**Reading text**
:::::

The travesties, the shams, and the mockeries-remakes

Add “live-action” to that sentence and I’ll agree with you- Horton Hears A Who! wasn’t that bad.

Uh, depending upon how you want to look at it, Roxanne could be considered a remake.

We didn’t need a remake of The Day the Earth Stood Still, IMHO, and certainly not the one we got.

I have to admit, I had been hoping somebody would take up the Pink Panther, but Steve Martin is wrong for the part and horrible at it to boot. My opinion was that Martin Short would have been best at it, but I’m sure others could have pulled it off. Steve Martin is awful in this role.

I agree. I liked the originals. But they are not well know movies despite the original cast. They are very rarely shown on TV and I bet most of those that viewed the movie were not aware that it was a remake. If done well this is the type of movie that should be a remake. Not a classic that will always be remembered but a good movie that could have new life when redone.

The remakes of The Manchurian Candidate and The Stepford Wives are unclean.

The sequeal to The Odd Couple is an insult to all that is good.

Why? Why would they do this? I once thought Steve Martin was cool. Why not just make all of Cary Grant’s movies while we’re at it? Lindsay Lohan, Shia LeBouff, and Hayden Christensen can be in The Philadelphia Story next year.

Don’t even joke about that.

The Stepford Wives from 2004. I couldn’t even believe this got the green light, even with some so-called ‘star’ power attached (Nicole Kidman). Ira Levin wrote a great story, and the 1975 movie brought it to the screen perfectly successfully, despite the regrettable bit of casting nepotism (director Bryan Forbes insisting on his wife Nanette Newman being cast in a role for which she was not well-suited). And with all due respect to Miss Kidman and her fans, she will never be in the same class as Katharine Ross.

I don’t mean to join the Steve Martin pile-on, but the 1999 remake of The Out-ofTowners was dreadful. Martin and Goldie Hawn both try their best, but it just doesn’t work on any level. This movie currently has an IMDB ranking of 4.9, and I think this is very generous. John Cleese is funny in it, though.

I don’t expect many will agree, but I thought the Jackson remake of King Kong falls into this category. Nothing against Jackson, whom I think can make great movies. And I wasn’t one of the nay-sayers who were condemning the very idea as soon as the project was announced. I was quite happy to approach it with an open mind and see what PJ made of it. Kong himself was a great technical achievement, but as a movie… sorry, I felt it was expensive pointlessness, and too much of it.

In this thread, do ‘remakes’ of TV series count? If so, Lost In Space has to be a strong contender for the ‘why bother?’ prize, and was one very messy movie.

Wait, Dirty Rotten Scoundrels was a remake? (Checks IMDB) Hmm, I don’t know, it doesn’t sound all that similar. Is it really a remake, or just a few similar plot details? I mean, two men in competition to seduce a woman, it’s hardly a uniquer plot twist. Anyway, I liked it, I didn’t think it was a bad movie.

Oh, and there’s a remake of DRSlisted for 2010, but no details. I don’t like the look of this.

I haven’t seent the 1957 version of My Man Godfrey, but the 1936 original didn’t leave any room for improvement.

:::::

**Excerpted data**
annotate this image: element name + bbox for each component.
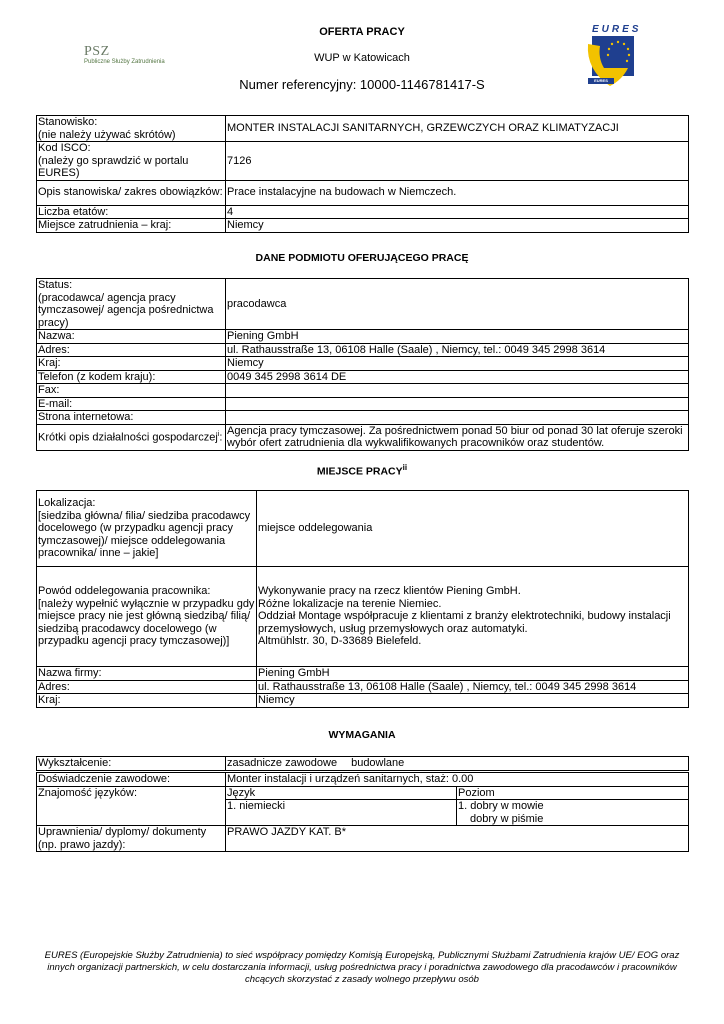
workplace-section-title-text: MIEJSCE PRACY bbox=[316, 465, 403, 478]
job-description-value: Prace instalacyjne na budowach w Niemczech. bbox=[226, 180, 689, 205]
positions-count-label: Liczba etatów: bbox=[37, 205, 226, 219]
language-name: 1. niemiecki bbox=[226, 800, 457, 826]
workplace-table bbox=[36, 490, 689, 708]
language-level bbox=[457, 800, 689, 826]
psz-logo-subtitle: Publiczne Służby Zatrudnienia bbox=[84, 58, 165, 65]
table-row bbox=[37, 384, 689, 398]
table-row bbox=[37, 330, 689, 344]
table-row bbox=[37, 491, 689, 567]
table-row bbox=[37, 116, 689, 142]
location-label: Lokalizacja: [siedziba główna/ filia/ siedziba pracodawcy docelowego (w przypadku agencji pracy tymczasowej)/ miejsce oddelegowania pracownika/ inne – jakie] bbox=[37, 491, 257, 567]
eures-badge-text: EURES bbox=[594, 78, 608, 83]
languages-label: Znajomość języków: bbox=[37, 786, 226, 826]
employment-country-value: Niemcy bbox=[226, 219, 689, 233]
employer-section-title: DANE PODMIOTU OFERUJĄCEGO PRACĘ bbox=[255, 252, 469, 264]
education-field: budowlane bbox=[351, 757, 405, 770]
table-row bbox=[37, 279, 689, 330]
office-name: WUP w Katowicach bbox=[314, 52, 410, 64]
footnote-marker: ii bbox=[402, 463, 408, 472]
employment-country-label: Miejsce zatrudnienia – kraj: bbox=[37, 219, 226, 233]
employer-name-label: Nazwa: bbox=[37, 330, 226, 344]
education-value bbox=[226, 757, 689, 771]
workplace-address-label: Adres: bbox=[37, 680, 257, 694]
table-row bbox=[37, 142, 689, 181]
employer-email-value bbox=[226, 397, 689, 411]
table-row bbox=[37, 826, 689, 852]
job-description-label: Opis stanowiska/ zakres obowiązków: bbox=[37, 180, 226, 205]
workplace-country-label: Kraj: bbox=[37, 694, 257, 708]
table-row bbox=[37, 694, 689, 708]
positions-count-value: 4 bbox=[226, 205, 689, 219]
employer-address-value: ul. Rathausstraße 13, 06108 Halle (Saale) , Niemcy, tel.: 0049 345 2998 3614 bbox=[226, 343, 689, 357]
experience-value: Monter instalacji i urządzeń sanitarnych, staż: 0.00 bbox=[226, 773, 689, 787]
business-description-label bbox=[37, 424, 226, 450]
business-description-label-text: Krótki opis działalności gospodarczej bbox=[38, 432, 218, 445]
table-row bbox=[37, 680, 689, 694]
company-name-label: Nazwa firmy: bbox=[37, 667, 257, 681]
language-level-speaking: 1. dobry w mowie bbox=[458, 800, 544, 812]
employer-phone-value: 0049 345 2998 3614 DE bbox=[226, 370, 689, 384]
experience-label: Doświadczenie zawodowe: bbox=[37, 773, 226, 787]
employer-email-label: E-mail: bbox=[37, 397, 226, 411]
table-row bbox=[37, 180, 689, 205]
table-row bbox=[37, 757, 689, 771]
experience-languages-table bbox=[36, 772, 689, 852]
table-row bbox=[37, 205, 689, 219]
table-row bbox=[37, 397, 689, 411]
licenses-label: Uprawnienia/ dyplomy/ dokumenty (np. prawo jazdy): bbox=[37, 826, 226, 852]
employer-status-value: pracodawca bbox=[226, 279, 689, 330]
workplace-section-title bbox=[0, 462, 724, 478]
education-table bbox=[36, 756, 689, 771]
level-column-header: Poziom bbox=[457, 786, 689, 800]
table-row bbox=[37, 370, 689, 384]
job-table bbox=[36, 115, 689, 233]
table-row bbox=[37, 411, 689, 425]
label-suffix: : bbox=[219, 432, 223, 445]
job-title-value: MONTER INSTALACJI SANITARNYCH, GRZEWCZYCH ORAZ KLIMATYZACJI bbox=[226, 116, 689, 142]
employer-website-label: Strona internetowa: bbox=[37, 411, 226, 425]
business-description-value: Agencja pracy tymczasowej. Za pośrednictwem ponad 50 biur od ponad 30 lat oferuje szeroki wybór ofert zatrudnienia dla wykwalifikowanych pracowników oraz studentów. bbox=[226, 424, 689, 450]
workplace-address-value: ul. Rathausstraße 13, 06108 Halle (Saale) , Niemcy, tel.: 0049 345 2998 3614 bbox=[257, 680, 689, 694]
language-column-header: Język bbox=[226, 786, 457, 800]
psz-logo-text: PSZ bbox=[84, 44, 110, 59]
employer-status-label: Status: (pracodawca/ agencja pracy tymczasowej/ agencja pośrednictwa pracy) bbox=[37, 279, 226, 330]
location-value: miejsce oddelegowania bbox=[257, 491, 689, 567]
footnote-marker: i bbox=[217, 431, 220, 439]
company-name-value: Piening GmbH bbox=[257, 667, 689, 681]
employer-fax-label: Fax: bbox=[37, 384, 226, 398]
table-row bbox=[37, 567, 689, 667]
eures-logo bbox=[584, 24, 640, 94]
employer-address-label: Adres: bbox=[37, 343, 226, 357]
reference-number: Numer referencyjny: 10000-1146781417-S bbox=[239, 77, 485, 92]
employer-country-label: Kraj: bbox=[37, 357, 226, 371]
table-row bbox=[37, 773, 689, 787]
workplace-country-value: Niemcy bbox=[257, 694, 689, 708]
education-label: Wykształcenie: bbox=[37, 757, 226, 771]
table-row bbox=[37, 343, 689, 357]
employer-name-value: Piening GmbH bbox=[226, 330, 689, 344]
employer-phone-label: Telefon (z kodem kraju): bbox=[37, 370, 226, 384]
education-level: zasadnicze zawodowe bbox=[227, 757, 338, 770]
table-row bbox=[37, 667, 689, 681]
table-row bbox=[37, 786, 689, 800]
isco-value: 7126 bbox=[226, 142, 689, 181]
secondment-reason-value: Wykonywanie pracy na rzecz klientów Piening GmbH. Różne lokalizacje na terenie Niemiec. Oddział Montage współpracuje z klientami z branży elektrotechniki, budowy instalacji przemysłowych, usług przemysłowych oraz automatyki. Altmühlstr. 30, D-33689 Bielefeld. bbox=[257, 567, 689, 667]
psz-logo bbox=[84, 46, 194, 70]
job-title-label: Stanowisko: (nie należy używać skrótów) bbox=[37, 116, 226, 142]
employer-website-value bbox=[226, 411, 689, 425]
table-row bbox=[37, 424, 689, 450]
employer-country-value: Niemcy bbox=[226, 357, 689, 371]
table-row bbox=[37, 219, 689, 233]
employer-table bbox=[36, 278, 689, 451]
document-title: OFERTA PRACY bbox=[319, 26, 405, 38]
employer-fax-value bbox=[226, 384, 689, 398]
eures-logo-text: EURES bbox=[592, 24, 642, 35]
secondment-reason-label: Powód oddelegowania pracownika: [należy wypełnić wyłącznie w przypadku gdy miejsce pracy nie jest główną siedzibą/ filią/ siedzibą pracodawcy docelowego (w przypadku agencji pracy tymczasowej)] bbox=[37, 567, 257, 667]
isco-label: Kod ISCO: (należy go sprawdzić w portalu EURES) bbox=[37, 142, 226, 181]
licenses-value: PRAWO JAZDY KAT. B* bbox=[226, 826, 689, 852]
requirements-section-title: WYMAGANIA bbox=[328, 729, 396, 741]
footer-note: EURES (Europejskie Służby Zatrudnienia) to sieć współpracy pomiędzy Komisją Europejską, Publicznymi Służbami Zatrudnienia krajów UE/ EOG oraz innych organizacji partnerskich, w celu dostarczania informacji, usług pośrednictwa pracy i poradnictwa zawodowego dla pracodawców i pracowników chcących skorzystać z zasady wolnego przepływu osób bbox=[44, 950, 680, 985]
table-row bbox=[37, 357, 689, 371]
language-level-writing: dobry w piśmie bbox=[470, 812, 544, 825]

:::::

**Challenge 1**
In the remakes thread, who directed the 1975 film of The Stepford Wives?
**Challenge 2**
Copy everything in the remakes thread from "In this thread, do" down to "room for improvement.", word for word.

**Expected answer 1**
Bryan Forbes

**Expected answer 2**
In this thread, do ‘remakes’ of TV series count? If so, Lost In Space has to be a strong contender for the ‘why bother?’ prize, and was one very messy movie.

Wait, Dirty Rotten Scoundrels was a remake? (Checks IMDB) Hmm, I don’t know, it doesn’t sound all that similar. Is it really a remake, or just a few similar plot details? I mean, two men in competition to seduce a woman, it’s hardly a uniquer plot twist. Anyway, I liked it, I didn’t think it was a bad movie.

Oh, and there’s a remake of DRSlisted for 2010, but no details. I don’t like the look of this.

I haven’t seent the 1957 version of My Man Godfrey, but the 1936 original didn’t leave any room for improvement.